* GIVEN PROBLEM: Write out every line of the data below, character for character, with nothing changed.

* SOURCE DATA:
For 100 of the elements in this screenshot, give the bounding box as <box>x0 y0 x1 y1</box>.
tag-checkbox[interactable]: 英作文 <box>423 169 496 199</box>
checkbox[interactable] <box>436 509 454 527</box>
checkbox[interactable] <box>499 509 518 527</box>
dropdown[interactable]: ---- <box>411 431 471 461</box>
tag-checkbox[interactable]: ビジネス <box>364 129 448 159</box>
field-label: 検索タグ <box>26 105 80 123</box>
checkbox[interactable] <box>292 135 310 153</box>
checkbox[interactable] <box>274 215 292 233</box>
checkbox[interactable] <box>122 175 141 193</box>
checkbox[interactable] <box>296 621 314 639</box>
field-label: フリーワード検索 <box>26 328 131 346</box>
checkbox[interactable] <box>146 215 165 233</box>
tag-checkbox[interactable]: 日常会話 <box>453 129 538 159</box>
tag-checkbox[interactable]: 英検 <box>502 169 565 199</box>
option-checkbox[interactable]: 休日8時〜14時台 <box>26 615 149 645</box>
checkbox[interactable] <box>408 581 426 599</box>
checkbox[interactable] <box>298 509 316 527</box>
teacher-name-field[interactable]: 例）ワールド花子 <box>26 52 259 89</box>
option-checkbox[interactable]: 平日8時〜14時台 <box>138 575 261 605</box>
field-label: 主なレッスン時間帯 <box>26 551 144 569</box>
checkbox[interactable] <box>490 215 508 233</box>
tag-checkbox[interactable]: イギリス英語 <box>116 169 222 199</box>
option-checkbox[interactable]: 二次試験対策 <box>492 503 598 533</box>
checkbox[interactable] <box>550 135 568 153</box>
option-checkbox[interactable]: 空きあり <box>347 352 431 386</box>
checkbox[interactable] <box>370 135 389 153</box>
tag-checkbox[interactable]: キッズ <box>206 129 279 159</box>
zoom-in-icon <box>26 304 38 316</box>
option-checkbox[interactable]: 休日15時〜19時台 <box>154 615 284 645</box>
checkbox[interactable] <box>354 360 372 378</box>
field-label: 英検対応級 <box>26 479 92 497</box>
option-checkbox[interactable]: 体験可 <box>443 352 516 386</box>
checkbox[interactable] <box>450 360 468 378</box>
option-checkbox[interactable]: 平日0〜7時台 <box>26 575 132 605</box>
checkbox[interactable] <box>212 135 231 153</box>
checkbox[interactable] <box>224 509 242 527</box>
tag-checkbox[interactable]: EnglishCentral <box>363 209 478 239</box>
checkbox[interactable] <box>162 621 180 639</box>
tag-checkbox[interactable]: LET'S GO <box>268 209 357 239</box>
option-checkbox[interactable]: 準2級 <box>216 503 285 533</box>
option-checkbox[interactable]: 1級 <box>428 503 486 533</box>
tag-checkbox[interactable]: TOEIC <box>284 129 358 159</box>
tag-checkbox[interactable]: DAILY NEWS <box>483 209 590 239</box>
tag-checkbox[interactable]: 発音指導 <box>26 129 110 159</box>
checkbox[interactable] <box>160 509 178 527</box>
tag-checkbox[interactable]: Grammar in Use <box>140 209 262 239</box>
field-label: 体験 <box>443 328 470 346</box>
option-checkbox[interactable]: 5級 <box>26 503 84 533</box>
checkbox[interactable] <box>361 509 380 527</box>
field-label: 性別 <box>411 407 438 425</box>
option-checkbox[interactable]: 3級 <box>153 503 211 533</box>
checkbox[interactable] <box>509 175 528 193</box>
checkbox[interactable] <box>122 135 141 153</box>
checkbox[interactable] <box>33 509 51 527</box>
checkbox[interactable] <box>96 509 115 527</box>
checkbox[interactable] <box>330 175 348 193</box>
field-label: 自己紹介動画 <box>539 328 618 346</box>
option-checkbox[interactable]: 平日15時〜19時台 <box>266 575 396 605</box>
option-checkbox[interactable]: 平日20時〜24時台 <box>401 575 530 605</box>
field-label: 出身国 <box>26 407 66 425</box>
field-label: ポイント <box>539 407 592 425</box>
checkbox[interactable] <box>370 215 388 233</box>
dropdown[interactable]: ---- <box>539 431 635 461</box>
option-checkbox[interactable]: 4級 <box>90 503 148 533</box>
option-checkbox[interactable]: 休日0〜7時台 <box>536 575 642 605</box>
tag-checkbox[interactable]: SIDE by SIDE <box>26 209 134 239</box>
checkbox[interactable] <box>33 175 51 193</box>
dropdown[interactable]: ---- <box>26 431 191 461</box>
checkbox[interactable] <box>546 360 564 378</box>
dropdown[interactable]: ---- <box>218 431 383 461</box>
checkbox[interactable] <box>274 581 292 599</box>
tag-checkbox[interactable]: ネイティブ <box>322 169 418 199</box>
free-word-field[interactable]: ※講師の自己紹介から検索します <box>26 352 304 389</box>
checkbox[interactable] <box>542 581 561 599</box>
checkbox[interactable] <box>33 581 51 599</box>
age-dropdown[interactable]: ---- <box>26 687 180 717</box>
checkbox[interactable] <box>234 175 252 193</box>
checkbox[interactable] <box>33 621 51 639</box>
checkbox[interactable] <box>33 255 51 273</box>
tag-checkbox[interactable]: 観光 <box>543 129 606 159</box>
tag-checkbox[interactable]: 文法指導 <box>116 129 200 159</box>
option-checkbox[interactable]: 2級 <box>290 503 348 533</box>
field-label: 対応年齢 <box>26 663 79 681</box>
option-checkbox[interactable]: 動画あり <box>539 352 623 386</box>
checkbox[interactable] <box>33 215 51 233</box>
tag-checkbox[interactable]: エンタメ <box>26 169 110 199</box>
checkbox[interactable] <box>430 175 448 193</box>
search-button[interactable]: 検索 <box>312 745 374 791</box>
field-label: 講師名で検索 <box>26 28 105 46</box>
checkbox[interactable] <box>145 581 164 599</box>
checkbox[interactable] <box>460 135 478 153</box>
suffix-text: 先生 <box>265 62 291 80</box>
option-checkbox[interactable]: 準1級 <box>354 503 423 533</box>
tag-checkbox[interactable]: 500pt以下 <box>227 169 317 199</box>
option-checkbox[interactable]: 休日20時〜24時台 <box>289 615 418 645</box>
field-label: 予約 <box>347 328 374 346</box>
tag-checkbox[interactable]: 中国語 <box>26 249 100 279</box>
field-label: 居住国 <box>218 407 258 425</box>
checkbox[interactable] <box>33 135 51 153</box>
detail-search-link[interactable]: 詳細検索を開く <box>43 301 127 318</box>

* RESPONSE TO THIS EXERCISE:
For 100 of the elements in this screenshot, give the bounding box as <box>x0 y0 x1 y1</box>.
tag-checkbox[interactable]: 英作文 <box>423 169 496 199</box>
checkbox[interactable] <box>436 509 454 527</box>
checkbox[interactable] <box>499 509 518 527</box>
dropdown[interactable]: ---- <box>411 431 471 461</box>
tag-checkbox[interactable]: ビジネス <box>364 129 448 159</box>
field-label: 検索タグ <box>26 105 80 123</box>
checkbox[interactable] <box>292 135 310 153</box>
checkbox[interactable] <box>274 215 292 233</box>
checkbox[interactable] <box>122 175 141 193</box>
checkbox[interactable] <box>296 621 314 639</box>
field-label: フリーワード検索 <box>26 328 131 346</box>
checkbox[interactable] <box>146 215 165 233</box>
tag-checkbox[interactable]: 日常会話 <box>453 129 538 159</box>
tag-checkbox[interactable]: 英検 <box>502 169 565 199</box>
option-checkbox[interactable]: 休日8時〜14時台 <box>26 615 149 645</box>
checkbox[interactable] <box>408 581 426 599</box>
checkbox[interactable] <box>298 509 316 527</box>
teacher-name-field[interactable]: 例）ワールド花子 <box>26 52 259 89</box>
option-checkbox[interactable]: 平日8時〜14時台 <box>138 575 261 605</box>
field-label: 主なレッスン時間帯 <box>26 551 144 569</box>
checkbox[interactable] <box>490 215 508 233</box>
tag-checkbox[interactable]: イギリス英語 <box>116 169 222 199</box>
option-checkbox[interactable]: 二次試験対策 <box>492 503 598 533</box>
checkbox[interactable] <box>550 135 568 153</box>
option-checkbox[interactable]: 空きあり <box>347 352 431 386</box>
checkbox[interactable] <box>370 135 389 153</box>
tag-checkbox[interactable]: キッズ <box>206 129 279 159</box>
zoom-in-icon <box>26 304 38 316</box>
option-checkbox[interactable]: 休日15時〜19時台 <box>154 615 284 645</box>
checkbox[interactable] <box>354 360 372 378</box>
field-label: 英検対応級 <box>26 479 92 497</box>
option-checkbox[interactable]: 体験可 <box>443 352 516 386</box>
checkbox[interactable] <box>450 360 468 378</box>
option-checkbox[interactable]: 平日0〜7時台 <box>26 575 132 605</box>
checkbox[interactable] <box>212 135 231 153</box>
checkbox[interactable] <box>224 509 242 527</box>
tag-checkbox[interactable]: EnglishCentral <box>363 209 478 239</box>
checkbox[interactable] <box>162 621 180 639</box>
tag-checkbox[interactable]: LET'S GO <box>268 209 357 239</box>
option-checkbox[interactable]: 準2級 <box>216 503 285 533</box>
option-checkbox[interactable]: 1級 <box>428 503 486 533</box>
tag-checkbox[interactable]: TOEIC <box>284 129 358 159</box>
tag-checkbox[interactable]: DAILY NEWS <box>483 209 590 239</box>
tag-checkbox[interactable]: 発音指導 <box>26 129 110 159</box>
checkbox[interactable] <box>160 509 178 527</box>
tag-checkbox[interactable]: Grammar in Use <box>140 209 262 239</box>
field-label: 体験 <box>443 328 470 346</box>
option-checkbox[interactable]: 5級 <box>26 503 84 533</box>
checkbox[interactable] <box>361 509 380 527</box>
field-label: 性別 <box>411 407 438 425</box>
option-checkbox[interactable]: 3級 <box>153 503 211 533</box>
checkbox[interactable] <box>509 175 528 193</box>
checkbox[interactable] <box>122 135 141 153</box>
checkbox[interactable] <box>33 509 51 527</box>
checkbox[interactable] <box>96 509 115 527</box>
checkbox[interactable] <box>330 175 348 193</box>
field-label: 自己紹介動画 <box>539 328 618 346</box>
option-checkbox[interactable]: 平日15時〜19時台 <box>266 575 396 605</box>
option-checkbox[interactable]: 平日20時〜24時台 <box>401 575 530 605</box>
field-label: 出身国 <box>26 407 66 425</box>
field-label: ポイント <box>539 407 592 425</box>
checkbox[interactable] <box>370 215 388 233</box>
dropdown[interactable]: ---- <box>539 431 635 461</box>
option-checkbox[interactable]: 4級 <box>90 503 148 533</box>
option-checkbox[interactable]: 休日0〜7時台 <box>536 575 642 605</box>
tag-checkbox[interactable]: SIDE by SIDE <box>26 209 134 239</box>
checkbox[interactable] <box>33 175 51 193</box>
dropdown[interactable]: ---- <box>26 431 191 461</box>
checkbox[interactable] <box>546 360 564 378</box>
dropdown[interactable]: ---- <box>218 431 383 461</box>
checkbox[interactable] <box>274 581 292 599</box>
tag-checkbox[interactable]: ネイティブ <box>322 169 418 199</box>
free-word-field[interactable]: ※講師の自己紹介から検索します <box>26 352 304 389</box>
checkbox[interactable] <box>542 581 561 599</box>
checkbox[interactable] <box>33 581 51 599</box>
age-dropdown[interactable]: ---- <box>26 687 180 717</box>
checkbox[interactable] <box>234 175 252 193</box>
checkbox[interactable] <box>33 621 51 639</box>
checkbox[interactable] <box>33 255 51 273</box>
tag-checkbox[interactable]: 観光 <box>543 129 606 159</box>
tag-checkbox[interactable]: 文法指導 <box>116 129 200 159</box>
option-checkbox[interactable]: 2級 <box>290 503 348 533</box>
field-label: 対応年齢 <box>26 663 79 681</box>
option-checkbox[interactable]: 動画あり <box>539 352 623 386</box>
checkbox[interactable] <box>33 215 51 233</box>
tag-checkbox[interactable]: エンタメ <box>26 169 110 199</box>
checkbox[interactable] <box>430 175 448 193</box>
search-button[interactable]: 検索 <box>312 745 374 791</box>
field-label: 講師名で検索 <box>26 28 105 46</box>
checkbox[interactable] <box>145 581 164 599</box>
checkbox[interactable] <box>460 135 478 153</box>
suffix-text: 先生 <box>265 62 291 80</box>
option-checkbox[interactable]: 準1級 <box>354 503 423 533</box>
tag-checkbox[interactable]: 500pt以下 <box>227 169 317 199</box>
option-checkbox[interactable]: 休日20時〜24時台 <box>289 615 418 645</box>
field-label: 予約 <box>347 328 374 346</box>
tag-checkbox[interactable]: 中国語 <box>26 249 100 279</box>
field-label: 居住国 <box>218 407 258 425</box>
checkbox[interactable] <box>33 135 51 153</box>
detail-search-link[interactable]: 詳細検索を開く <box>43 301 127 318</box>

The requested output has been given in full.